■ GIVEN EXERCISE
Keep only the lines that hold the string "content", filtering out the rest of the entries below.

◇ ◇ ◇

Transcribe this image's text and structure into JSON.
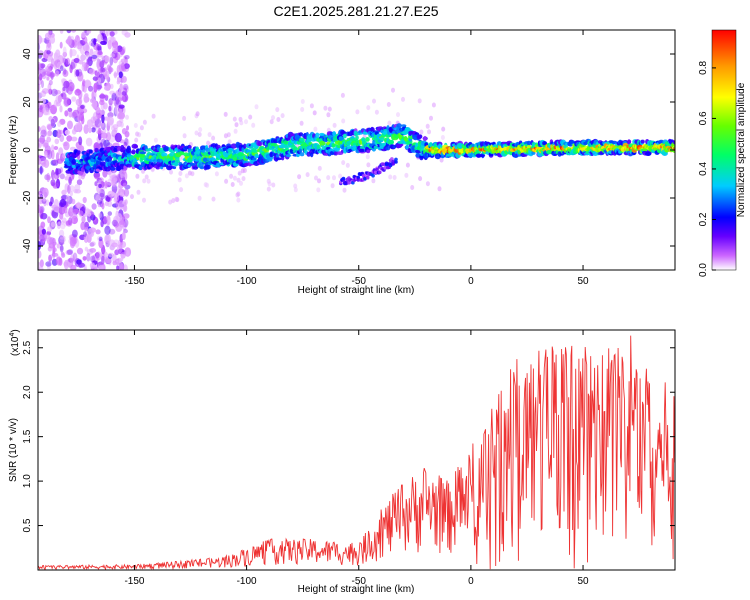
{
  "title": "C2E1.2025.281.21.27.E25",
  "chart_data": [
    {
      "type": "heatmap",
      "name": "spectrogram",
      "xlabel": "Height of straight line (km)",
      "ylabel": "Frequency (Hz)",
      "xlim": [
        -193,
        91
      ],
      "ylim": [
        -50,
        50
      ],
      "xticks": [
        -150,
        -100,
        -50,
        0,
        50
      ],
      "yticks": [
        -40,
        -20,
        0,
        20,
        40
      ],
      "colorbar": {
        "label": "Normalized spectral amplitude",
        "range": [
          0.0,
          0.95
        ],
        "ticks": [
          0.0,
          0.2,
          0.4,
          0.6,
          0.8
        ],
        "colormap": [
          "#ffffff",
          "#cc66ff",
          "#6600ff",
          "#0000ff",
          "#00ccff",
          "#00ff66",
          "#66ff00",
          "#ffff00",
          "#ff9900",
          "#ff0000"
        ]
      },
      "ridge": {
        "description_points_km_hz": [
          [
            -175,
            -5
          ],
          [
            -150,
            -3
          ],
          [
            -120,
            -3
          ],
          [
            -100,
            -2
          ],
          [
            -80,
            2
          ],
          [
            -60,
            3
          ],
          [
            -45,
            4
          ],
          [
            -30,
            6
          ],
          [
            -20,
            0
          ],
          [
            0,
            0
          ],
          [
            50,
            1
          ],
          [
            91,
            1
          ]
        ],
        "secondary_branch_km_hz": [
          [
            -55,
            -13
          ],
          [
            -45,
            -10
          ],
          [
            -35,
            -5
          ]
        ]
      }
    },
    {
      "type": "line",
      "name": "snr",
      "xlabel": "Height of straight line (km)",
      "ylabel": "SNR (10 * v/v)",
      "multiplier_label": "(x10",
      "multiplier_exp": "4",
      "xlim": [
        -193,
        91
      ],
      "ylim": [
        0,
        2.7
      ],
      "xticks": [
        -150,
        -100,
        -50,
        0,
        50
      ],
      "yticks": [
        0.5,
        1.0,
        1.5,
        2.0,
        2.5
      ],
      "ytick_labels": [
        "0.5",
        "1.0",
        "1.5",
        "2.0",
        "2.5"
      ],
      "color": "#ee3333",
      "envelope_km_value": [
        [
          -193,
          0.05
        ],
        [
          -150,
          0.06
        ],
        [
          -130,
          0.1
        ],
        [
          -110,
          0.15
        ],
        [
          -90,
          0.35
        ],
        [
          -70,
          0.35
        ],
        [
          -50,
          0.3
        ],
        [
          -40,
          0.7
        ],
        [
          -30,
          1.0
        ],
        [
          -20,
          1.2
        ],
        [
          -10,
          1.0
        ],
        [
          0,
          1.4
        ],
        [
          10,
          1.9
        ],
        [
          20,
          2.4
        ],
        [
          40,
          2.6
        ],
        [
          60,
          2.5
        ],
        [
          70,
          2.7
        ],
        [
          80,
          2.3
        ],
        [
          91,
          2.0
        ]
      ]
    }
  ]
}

◇ ◇ ◇

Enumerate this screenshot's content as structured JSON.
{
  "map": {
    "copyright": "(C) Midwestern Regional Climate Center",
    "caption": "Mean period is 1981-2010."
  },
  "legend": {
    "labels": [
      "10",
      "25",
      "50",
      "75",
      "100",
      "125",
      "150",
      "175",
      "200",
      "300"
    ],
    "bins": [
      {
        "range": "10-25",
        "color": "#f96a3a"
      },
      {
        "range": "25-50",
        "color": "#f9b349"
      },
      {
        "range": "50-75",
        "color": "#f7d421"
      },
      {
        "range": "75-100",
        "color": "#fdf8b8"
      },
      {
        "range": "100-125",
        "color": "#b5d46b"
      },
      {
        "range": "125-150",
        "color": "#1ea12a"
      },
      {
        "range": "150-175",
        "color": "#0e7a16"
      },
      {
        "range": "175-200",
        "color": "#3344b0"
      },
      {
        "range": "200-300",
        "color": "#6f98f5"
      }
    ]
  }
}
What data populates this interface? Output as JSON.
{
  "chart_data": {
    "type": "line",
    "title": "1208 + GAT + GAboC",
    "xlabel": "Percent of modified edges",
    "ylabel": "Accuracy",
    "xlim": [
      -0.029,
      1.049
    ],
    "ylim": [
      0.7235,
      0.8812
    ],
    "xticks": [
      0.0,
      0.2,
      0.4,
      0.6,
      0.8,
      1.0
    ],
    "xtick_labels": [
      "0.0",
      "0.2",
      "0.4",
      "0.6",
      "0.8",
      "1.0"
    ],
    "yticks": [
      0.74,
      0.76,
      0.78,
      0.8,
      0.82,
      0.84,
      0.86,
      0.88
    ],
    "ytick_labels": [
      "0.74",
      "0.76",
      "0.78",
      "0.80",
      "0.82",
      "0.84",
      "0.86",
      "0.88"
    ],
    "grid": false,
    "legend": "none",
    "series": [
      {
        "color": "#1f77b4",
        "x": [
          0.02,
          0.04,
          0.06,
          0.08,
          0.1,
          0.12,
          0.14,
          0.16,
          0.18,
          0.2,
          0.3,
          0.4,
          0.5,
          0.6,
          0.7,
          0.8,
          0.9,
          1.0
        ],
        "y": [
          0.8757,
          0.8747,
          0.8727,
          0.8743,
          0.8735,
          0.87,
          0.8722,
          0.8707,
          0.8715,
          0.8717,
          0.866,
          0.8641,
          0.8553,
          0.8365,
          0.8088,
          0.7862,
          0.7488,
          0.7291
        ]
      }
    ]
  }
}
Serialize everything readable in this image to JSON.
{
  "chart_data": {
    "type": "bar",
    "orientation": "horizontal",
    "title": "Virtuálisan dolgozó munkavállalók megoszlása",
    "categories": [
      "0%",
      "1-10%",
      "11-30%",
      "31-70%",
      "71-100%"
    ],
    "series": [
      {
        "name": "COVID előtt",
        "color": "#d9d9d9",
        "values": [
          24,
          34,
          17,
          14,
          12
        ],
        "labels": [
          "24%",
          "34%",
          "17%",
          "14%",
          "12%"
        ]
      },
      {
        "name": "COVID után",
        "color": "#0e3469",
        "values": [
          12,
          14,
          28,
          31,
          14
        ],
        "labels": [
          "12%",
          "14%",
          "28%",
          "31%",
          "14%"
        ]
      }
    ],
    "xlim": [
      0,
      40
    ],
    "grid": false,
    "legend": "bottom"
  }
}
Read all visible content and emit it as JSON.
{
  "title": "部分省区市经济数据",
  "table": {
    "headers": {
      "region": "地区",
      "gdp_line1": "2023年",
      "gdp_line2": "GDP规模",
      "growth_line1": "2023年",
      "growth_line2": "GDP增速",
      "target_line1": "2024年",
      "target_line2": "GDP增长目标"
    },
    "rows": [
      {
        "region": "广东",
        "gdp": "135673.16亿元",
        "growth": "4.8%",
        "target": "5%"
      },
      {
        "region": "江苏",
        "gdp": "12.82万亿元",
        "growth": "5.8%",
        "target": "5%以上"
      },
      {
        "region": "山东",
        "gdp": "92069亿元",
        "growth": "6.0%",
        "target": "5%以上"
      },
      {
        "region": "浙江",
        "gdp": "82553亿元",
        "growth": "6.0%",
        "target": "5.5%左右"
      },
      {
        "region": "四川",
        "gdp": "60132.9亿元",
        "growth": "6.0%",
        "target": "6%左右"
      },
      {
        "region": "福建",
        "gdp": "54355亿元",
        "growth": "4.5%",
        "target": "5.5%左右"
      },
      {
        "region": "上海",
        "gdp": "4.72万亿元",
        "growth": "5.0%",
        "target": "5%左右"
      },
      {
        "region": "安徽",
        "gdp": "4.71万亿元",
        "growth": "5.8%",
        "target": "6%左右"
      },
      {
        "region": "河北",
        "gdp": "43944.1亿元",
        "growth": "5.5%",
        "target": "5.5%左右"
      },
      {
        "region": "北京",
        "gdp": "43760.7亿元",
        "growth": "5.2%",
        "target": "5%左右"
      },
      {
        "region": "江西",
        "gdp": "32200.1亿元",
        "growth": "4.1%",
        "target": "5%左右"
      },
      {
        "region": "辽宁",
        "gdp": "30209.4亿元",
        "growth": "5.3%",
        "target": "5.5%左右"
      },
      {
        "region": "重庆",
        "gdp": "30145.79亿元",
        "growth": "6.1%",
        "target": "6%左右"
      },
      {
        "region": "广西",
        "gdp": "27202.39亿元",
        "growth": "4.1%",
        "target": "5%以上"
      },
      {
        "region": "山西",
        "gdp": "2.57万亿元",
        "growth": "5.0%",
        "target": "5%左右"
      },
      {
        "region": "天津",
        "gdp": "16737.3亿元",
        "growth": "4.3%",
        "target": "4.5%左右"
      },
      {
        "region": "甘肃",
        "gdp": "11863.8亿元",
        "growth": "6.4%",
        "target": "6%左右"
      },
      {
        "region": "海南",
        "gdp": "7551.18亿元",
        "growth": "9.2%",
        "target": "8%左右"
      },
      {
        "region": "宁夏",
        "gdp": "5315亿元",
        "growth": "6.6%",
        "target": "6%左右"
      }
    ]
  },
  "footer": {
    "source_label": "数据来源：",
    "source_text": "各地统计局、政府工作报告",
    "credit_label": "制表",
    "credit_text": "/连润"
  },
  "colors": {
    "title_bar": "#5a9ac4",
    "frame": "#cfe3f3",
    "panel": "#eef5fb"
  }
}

◇ ◇ ◇

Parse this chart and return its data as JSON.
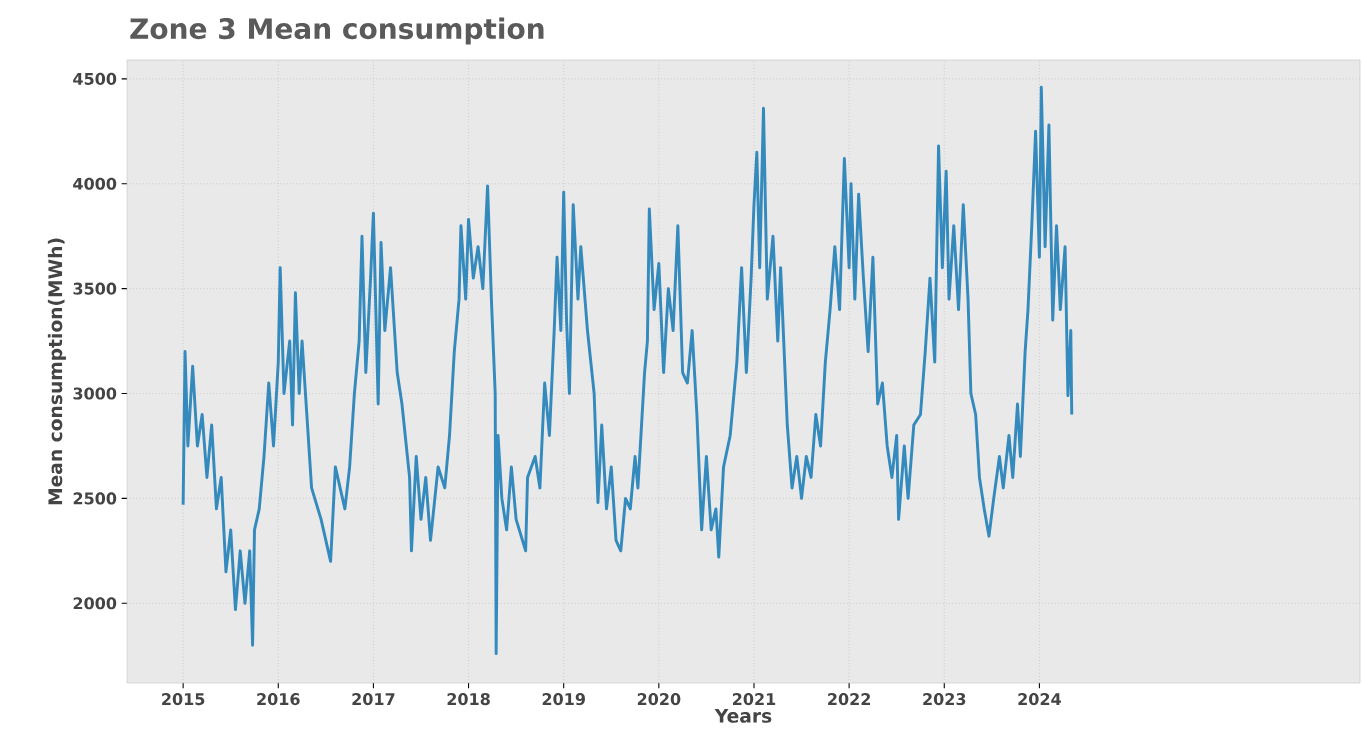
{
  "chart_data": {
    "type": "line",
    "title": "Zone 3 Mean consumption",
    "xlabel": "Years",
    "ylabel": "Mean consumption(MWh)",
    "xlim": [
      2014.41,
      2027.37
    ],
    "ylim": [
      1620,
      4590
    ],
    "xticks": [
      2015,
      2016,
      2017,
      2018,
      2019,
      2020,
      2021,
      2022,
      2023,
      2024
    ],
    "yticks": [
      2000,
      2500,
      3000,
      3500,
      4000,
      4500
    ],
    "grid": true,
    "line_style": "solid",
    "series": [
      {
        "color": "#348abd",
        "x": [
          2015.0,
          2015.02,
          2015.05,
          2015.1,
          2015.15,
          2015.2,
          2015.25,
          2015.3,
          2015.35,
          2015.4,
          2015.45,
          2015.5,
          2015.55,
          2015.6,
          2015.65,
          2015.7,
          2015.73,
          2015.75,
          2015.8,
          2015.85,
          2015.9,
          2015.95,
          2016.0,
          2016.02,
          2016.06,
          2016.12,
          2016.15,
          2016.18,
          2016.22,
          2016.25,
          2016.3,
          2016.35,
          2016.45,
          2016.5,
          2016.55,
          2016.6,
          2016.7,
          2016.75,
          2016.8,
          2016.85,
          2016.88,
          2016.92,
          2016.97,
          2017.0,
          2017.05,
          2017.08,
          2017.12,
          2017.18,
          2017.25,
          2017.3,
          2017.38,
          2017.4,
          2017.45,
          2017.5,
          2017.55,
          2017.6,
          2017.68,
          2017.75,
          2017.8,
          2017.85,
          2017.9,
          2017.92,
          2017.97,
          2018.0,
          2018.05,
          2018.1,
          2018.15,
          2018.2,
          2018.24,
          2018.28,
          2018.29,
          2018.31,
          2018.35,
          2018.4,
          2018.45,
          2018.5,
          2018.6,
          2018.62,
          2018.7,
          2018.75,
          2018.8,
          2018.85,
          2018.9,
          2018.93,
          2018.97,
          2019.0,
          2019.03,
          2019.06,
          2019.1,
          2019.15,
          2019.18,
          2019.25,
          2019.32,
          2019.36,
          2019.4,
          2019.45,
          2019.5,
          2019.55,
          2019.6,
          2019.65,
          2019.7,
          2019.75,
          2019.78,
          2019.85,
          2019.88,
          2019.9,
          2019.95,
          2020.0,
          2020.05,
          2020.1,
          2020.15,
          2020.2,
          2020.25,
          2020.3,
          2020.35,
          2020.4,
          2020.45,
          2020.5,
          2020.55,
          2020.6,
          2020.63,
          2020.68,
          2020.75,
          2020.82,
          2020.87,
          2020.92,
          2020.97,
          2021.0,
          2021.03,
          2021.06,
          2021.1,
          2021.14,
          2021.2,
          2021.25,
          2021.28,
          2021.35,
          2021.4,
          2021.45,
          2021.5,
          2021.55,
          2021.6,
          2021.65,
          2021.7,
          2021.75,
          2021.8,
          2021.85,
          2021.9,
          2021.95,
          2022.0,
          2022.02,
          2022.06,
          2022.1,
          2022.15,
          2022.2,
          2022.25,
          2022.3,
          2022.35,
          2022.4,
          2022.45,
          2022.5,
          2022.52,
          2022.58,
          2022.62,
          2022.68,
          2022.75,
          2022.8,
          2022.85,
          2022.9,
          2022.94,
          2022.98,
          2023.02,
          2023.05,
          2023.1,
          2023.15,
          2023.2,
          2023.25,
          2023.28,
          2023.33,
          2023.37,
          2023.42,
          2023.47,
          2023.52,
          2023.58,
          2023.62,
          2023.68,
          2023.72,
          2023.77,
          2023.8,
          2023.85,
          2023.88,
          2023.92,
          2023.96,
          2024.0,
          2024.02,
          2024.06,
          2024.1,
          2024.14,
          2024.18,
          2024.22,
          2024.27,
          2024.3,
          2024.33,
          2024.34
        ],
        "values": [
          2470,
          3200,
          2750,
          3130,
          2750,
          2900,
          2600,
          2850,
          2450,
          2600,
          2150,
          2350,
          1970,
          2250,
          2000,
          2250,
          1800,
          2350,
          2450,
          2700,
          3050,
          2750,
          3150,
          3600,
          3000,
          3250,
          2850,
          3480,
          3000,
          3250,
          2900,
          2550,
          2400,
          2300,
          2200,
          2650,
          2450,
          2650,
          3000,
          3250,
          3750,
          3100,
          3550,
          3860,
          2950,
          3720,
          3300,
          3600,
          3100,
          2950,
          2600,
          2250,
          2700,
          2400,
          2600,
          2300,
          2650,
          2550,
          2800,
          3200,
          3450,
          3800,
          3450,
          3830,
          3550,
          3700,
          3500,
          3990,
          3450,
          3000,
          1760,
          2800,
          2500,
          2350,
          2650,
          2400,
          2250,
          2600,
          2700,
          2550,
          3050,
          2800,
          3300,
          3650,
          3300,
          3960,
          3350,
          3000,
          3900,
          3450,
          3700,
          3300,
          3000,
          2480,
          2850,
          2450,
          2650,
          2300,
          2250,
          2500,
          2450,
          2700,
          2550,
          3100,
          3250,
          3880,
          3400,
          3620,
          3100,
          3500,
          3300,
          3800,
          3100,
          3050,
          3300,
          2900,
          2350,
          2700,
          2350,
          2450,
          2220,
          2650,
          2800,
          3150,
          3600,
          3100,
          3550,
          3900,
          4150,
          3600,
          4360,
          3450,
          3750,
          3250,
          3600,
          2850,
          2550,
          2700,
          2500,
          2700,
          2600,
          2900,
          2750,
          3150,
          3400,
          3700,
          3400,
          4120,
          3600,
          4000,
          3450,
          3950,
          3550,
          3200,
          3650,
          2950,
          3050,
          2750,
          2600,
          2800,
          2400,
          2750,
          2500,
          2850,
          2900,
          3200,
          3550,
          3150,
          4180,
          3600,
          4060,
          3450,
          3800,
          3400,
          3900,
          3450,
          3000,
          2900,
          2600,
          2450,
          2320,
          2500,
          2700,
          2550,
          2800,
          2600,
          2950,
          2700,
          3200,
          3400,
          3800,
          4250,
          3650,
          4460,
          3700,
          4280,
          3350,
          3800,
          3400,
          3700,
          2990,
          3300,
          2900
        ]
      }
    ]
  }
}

◇ ◇ ◇

■ RESULT OF THIS EXERCISE
Enumerate this screenshot's content as structured JSON.
Read all visible content and emit it as JSON.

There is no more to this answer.